### REQUIRED WORK
Search the entries below. Return every line that has "times" in it.
····················
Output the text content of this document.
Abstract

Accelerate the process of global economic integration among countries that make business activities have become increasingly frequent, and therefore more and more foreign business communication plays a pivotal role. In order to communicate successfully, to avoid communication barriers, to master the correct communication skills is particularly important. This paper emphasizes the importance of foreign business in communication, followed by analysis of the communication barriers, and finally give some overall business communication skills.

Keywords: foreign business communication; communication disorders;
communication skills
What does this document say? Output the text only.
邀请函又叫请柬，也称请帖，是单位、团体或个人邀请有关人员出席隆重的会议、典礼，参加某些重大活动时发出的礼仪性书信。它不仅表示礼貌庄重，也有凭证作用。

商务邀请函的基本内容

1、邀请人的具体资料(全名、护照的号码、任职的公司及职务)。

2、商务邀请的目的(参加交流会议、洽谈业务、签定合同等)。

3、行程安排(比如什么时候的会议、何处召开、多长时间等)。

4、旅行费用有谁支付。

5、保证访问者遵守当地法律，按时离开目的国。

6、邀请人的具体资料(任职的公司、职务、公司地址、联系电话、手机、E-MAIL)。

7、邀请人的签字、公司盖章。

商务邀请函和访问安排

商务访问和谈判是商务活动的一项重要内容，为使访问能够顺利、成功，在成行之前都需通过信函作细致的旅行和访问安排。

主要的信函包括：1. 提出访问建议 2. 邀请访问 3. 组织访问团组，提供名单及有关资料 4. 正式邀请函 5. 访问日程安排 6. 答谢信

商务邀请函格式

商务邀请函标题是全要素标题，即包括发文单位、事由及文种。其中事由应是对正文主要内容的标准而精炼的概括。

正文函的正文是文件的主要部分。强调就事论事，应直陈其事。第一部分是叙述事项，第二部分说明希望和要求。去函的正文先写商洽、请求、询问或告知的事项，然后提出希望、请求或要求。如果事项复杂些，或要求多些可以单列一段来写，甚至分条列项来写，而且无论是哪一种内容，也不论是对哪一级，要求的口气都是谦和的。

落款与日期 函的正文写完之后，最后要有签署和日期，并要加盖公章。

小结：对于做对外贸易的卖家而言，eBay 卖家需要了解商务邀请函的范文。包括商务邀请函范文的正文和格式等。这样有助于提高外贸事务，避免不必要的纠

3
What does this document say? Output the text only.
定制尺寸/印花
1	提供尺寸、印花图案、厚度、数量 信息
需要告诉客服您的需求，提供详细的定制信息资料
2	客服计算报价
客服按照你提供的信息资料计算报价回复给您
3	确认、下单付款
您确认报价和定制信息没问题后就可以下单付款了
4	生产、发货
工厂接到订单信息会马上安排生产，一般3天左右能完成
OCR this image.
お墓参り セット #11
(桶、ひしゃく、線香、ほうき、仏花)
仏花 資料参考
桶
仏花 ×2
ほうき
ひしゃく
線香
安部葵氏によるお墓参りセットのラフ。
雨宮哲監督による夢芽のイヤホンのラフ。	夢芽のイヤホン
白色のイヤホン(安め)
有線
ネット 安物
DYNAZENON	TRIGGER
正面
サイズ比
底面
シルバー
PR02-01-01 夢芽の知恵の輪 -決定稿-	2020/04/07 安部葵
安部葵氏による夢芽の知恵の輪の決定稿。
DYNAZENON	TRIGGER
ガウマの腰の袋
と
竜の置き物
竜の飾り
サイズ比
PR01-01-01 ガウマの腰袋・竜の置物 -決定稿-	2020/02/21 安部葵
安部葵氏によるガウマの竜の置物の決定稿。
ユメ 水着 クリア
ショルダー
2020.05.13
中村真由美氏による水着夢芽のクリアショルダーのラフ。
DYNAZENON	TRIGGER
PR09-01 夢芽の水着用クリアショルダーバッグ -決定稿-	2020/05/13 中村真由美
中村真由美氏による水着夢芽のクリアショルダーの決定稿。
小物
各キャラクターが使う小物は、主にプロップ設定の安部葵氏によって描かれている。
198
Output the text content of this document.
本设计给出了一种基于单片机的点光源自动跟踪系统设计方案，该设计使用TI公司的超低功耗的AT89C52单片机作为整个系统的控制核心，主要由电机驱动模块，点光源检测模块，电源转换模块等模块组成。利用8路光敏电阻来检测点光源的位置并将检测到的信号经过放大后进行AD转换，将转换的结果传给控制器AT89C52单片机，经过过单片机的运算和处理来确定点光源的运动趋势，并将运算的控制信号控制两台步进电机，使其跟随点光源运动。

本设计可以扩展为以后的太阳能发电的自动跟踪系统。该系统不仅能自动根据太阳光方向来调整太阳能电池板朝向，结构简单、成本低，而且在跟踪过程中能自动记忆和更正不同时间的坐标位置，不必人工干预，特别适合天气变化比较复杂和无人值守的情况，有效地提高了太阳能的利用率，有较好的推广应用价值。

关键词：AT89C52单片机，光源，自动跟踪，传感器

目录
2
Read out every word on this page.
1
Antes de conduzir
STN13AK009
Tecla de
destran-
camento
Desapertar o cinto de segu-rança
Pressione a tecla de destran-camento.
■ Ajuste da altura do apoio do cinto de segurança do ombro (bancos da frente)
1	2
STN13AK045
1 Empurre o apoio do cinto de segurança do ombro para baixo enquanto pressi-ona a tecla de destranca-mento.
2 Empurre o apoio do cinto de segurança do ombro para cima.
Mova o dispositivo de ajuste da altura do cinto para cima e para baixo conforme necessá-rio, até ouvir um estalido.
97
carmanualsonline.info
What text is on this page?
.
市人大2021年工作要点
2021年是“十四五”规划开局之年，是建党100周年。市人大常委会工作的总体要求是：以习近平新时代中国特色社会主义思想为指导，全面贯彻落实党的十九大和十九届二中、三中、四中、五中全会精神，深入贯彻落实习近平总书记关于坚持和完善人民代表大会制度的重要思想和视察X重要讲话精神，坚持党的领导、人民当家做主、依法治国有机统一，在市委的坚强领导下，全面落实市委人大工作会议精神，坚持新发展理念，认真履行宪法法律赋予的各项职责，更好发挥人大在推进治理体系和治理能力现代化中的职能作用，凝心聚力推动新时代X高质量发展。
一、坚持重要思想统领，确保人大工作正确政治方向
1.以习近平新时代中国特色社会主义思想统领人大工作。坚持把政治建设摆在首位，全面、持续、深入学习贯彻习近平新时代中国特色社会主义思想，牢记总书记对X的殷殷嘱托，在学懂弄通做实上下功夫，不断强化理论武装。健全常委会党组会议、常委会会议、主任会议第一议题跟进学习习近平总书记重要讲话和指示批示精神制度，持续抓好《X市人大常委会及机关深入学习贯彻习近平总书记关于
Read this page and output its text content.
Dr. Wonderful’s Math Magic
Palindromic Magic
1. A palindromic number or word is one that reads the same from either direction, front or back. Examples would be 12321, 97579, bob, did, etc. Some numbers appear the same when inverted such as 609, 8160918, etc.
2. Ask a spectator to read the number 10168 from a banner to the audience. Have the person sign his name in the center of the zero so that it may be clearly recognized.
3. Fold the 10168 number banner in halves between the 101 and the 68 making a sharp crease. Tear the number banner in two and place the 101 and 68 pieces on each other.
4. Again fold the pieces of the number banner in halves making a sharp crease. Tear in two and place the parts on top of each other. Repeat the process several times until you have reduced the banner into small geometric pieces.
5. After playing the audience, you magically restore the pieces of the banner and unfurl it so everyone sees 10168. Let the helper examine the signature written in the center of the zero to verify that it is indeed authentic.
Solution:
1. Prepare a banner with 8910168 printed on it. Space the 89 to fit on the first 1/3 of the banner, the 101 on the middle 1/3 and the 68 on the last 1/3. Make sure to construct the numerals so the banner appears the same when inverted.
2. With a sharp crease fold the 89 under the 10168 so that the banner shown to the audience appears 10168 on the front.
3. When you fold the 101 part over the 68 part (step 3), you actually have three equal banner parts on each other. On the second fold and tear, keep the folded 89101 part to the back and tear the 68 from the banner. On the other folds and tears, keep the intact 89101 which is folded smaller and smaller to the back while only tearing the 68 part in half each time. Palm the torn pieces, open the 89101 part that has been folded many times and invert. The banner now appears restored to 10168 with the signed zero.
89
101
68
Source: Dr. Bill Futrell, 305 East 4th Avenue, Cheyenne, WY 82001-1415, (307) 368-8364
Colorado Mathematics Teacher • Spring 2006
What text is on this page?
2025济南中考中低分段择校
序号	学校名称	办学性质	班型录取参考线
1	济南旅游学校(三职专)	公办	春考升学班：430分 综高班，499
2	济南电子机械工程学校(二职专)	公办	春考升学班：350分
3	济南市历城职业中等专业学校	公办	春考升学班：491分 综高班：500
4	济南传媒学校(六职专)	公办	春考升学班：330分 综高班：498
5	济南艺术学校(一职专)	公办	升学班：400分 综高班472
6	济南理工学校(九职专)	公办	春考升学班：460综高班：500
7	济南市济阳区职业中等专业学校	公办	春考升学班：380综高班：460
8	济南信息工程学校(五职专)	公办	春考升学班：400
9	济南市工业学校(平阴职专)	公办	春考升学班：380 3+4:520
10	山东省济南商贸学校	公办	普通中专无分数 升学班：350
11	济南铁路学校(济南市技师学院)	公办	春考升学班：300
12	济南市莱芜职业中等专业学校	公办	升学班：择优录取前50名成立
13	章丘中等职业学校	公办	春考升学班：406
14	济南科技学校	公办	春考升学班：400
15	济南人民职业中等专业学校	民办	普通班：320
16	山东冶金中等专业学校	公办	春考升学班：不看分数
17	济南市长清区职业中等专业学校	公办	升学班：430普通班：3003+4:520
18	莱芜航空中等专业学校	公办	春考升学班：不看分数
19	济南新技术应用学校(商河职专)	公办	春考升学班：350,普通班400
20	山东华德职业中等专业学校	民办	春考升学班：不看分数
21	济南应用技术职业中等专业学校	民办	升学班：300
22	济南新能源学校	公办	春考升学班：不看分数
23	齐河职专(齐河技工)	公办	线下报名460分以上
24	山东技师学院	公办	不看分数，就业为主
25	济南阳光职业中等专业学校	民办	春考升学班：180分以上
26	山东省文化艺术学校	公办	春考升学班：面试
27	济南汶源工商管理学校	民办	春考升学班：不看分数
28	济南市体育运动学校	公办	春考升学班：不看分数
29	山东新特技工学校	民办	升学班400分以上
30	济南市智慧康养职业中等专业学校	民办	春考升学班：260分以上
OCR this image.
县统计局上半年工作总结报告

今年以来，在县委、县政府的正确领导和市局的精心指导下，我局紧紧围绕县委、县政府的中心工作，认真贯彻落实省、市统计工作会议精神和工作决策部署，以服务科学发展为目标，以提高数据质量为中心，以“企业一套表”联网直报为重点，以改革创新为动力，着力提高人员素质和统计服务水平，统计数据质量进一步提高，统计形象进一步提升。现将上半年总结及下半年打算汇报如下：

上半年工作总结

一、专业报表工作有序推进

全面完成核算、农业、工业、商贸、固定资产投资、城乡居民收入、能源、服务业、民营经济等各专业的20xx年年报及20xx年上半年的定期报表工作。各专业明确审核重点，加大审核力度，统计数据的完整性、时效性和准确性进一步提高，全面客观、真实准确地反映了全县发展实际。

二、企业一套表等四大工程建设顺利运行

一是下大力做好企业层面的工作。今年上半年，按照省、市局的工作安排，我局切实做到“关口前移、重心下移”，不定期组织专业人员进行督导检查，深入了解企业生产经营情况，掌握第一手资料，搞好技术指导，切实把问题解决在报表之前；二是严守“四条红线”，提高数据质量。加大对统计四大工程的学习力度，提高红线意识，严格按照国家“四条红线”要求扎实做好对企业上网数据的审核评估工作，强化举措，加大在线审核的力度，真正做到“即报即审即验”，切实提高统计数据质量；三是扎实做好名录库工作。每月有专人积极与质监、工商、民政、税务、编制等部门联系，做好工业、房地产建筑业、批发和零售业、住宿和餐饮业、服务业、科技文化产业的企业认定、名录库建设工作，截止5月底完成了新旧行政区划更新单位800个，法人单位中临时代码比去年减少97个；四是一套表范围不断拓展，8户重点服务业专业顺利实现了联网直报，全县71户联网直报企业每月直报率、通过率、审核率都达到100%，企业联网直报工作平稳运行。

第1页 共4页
····················
### FINAL ANSWER
4. Again fold the pieces of the number banner in halves making a sharp crease. Tear in two and place the parts on top of each other. Repeat the process several times until you have reduced the banner into small geometric pieces.
3. When you fold the 101 part over the 68 part (step 3), you actually have three equal banner parts on each other. On the second fold and tear, keep the folded 89101 part to the back and tear the 68 from the banner. On the other folds and tears, keep the intact 89101 which is folded smaller and smaller to the back while only tearing the 68 part in half each time. Palm the torn pieces, open the 89101 part that has been folded many times and invert. The banner now appears restored to 10168 with the signed zero.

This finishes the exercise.